───── Records provided
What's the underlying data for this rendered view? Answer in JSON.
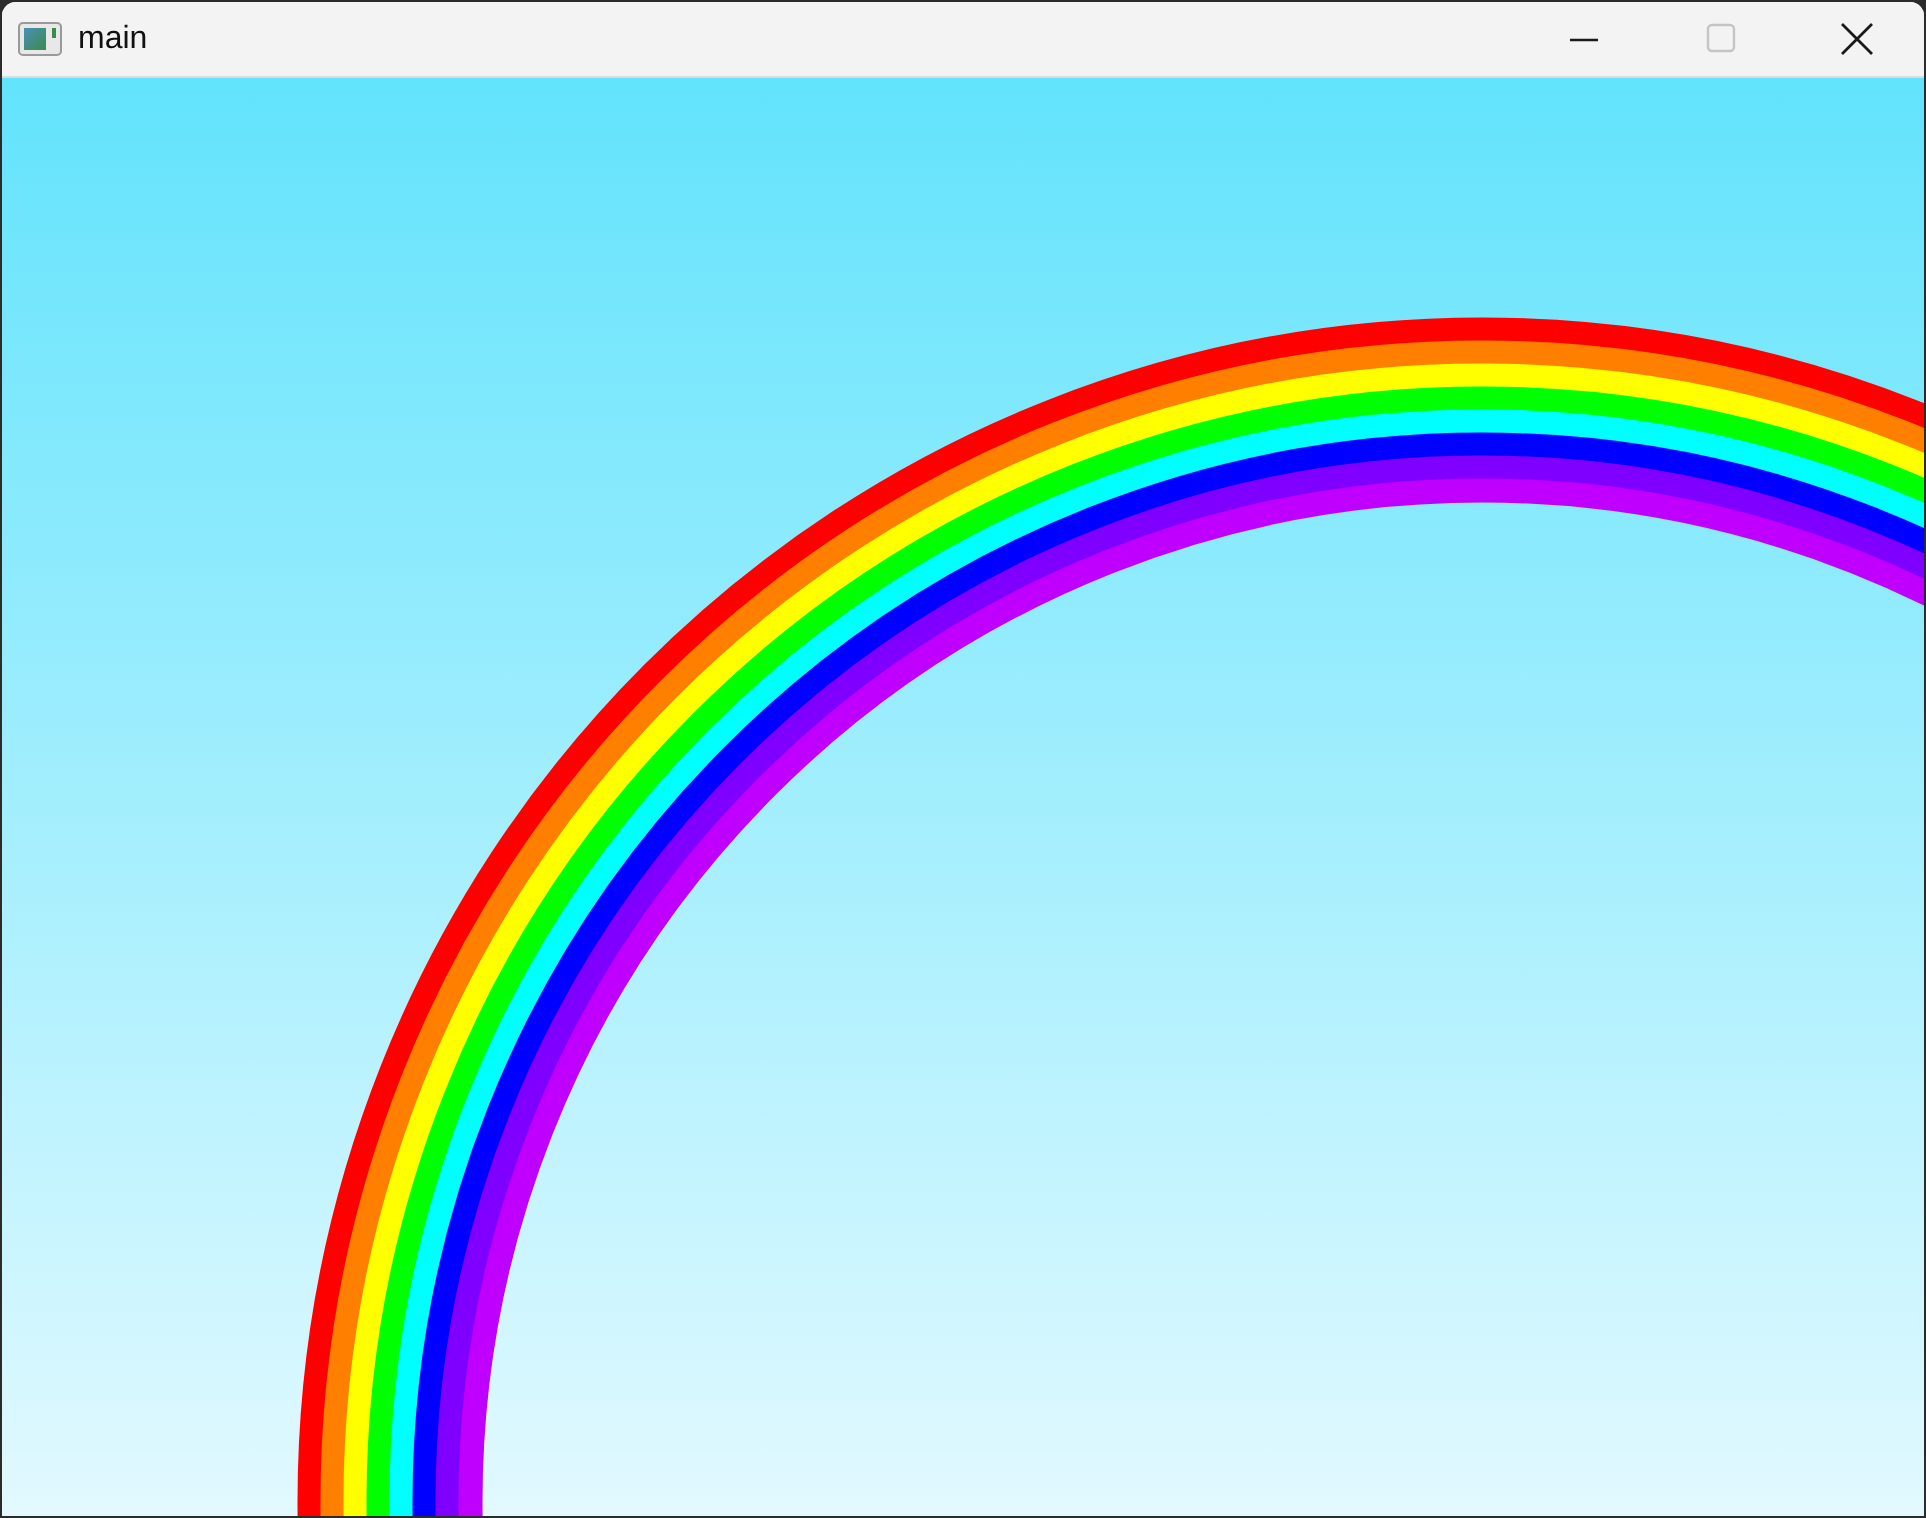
{
  "window": {
    "title": "main",
    "controls": [
      {
        "kind": "minimize",
        "disabled": false
      },
      {
        "kind": "maximize",
        "disabled": true
      },
      {
        "kind": "close",
        "disabled": false
      }
    ]
  }
}
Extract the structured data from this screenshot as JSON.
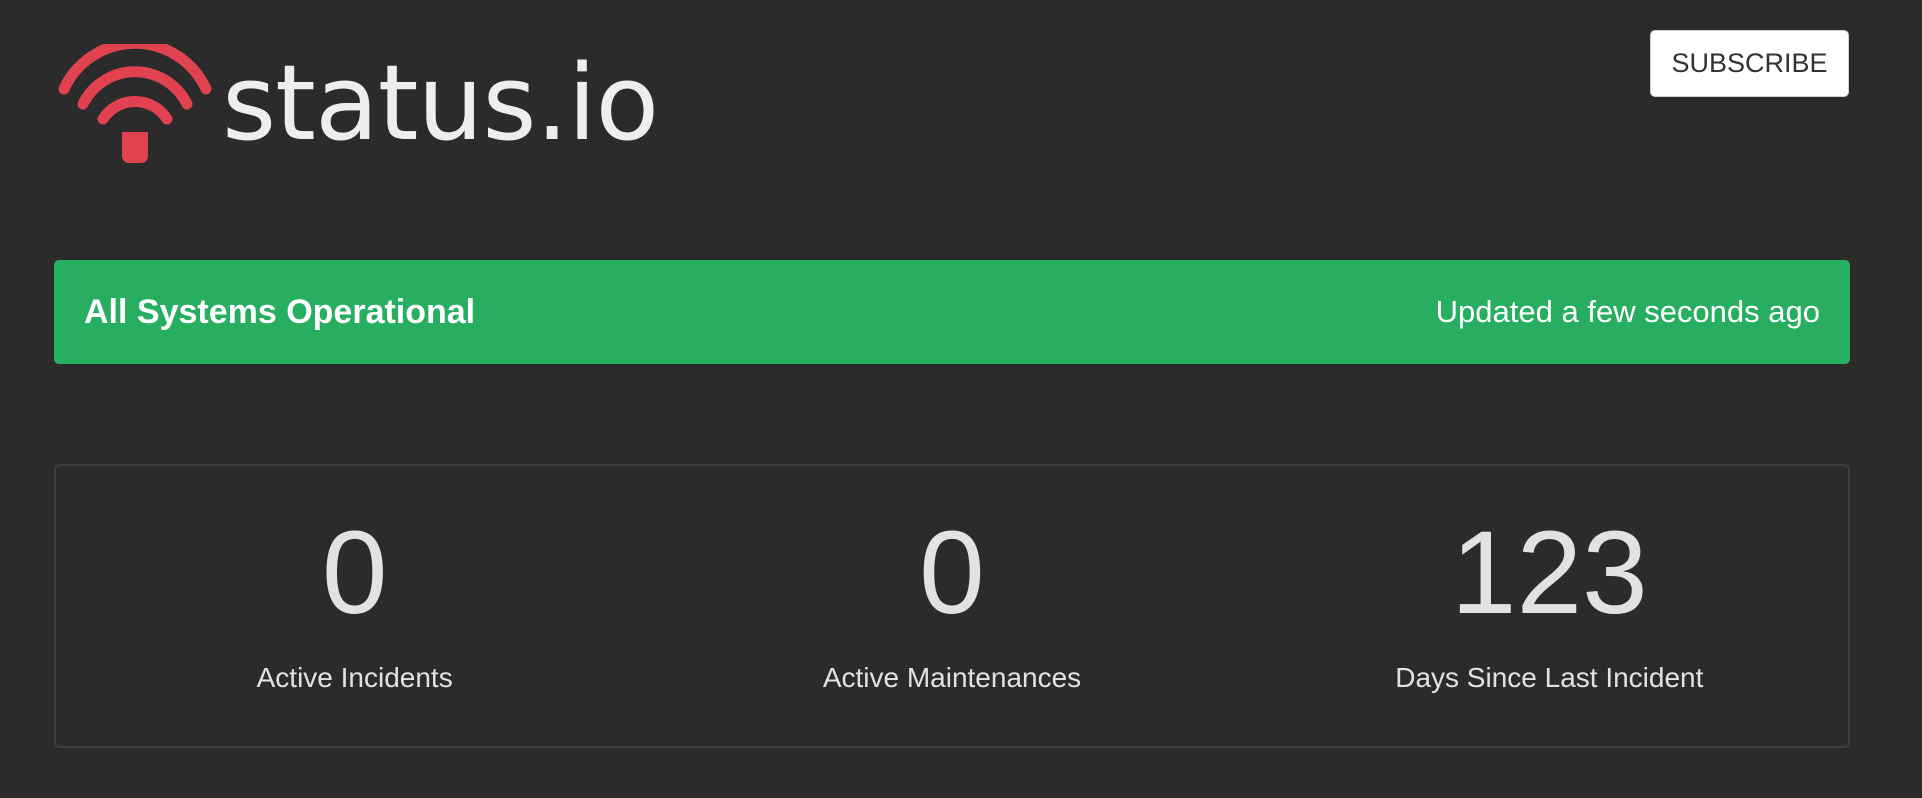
──────────
*Written instruction*: Repeat the material above word for word and skip every image in it.

*Final answer*:
What's the underlying data for this rendered view? Answer in JSON.
{
  "window": {
    "title": "main",
    "controls": [
      {
        "kind": "minimize",
        "disabled": false
      },
      {
        "kind": "maximize",
        "disabled": true
      },
      {
        "kind": "close",
        "disabled": false
      }
    ]
  }
}
Extract the structured data from this screenshot as JSON.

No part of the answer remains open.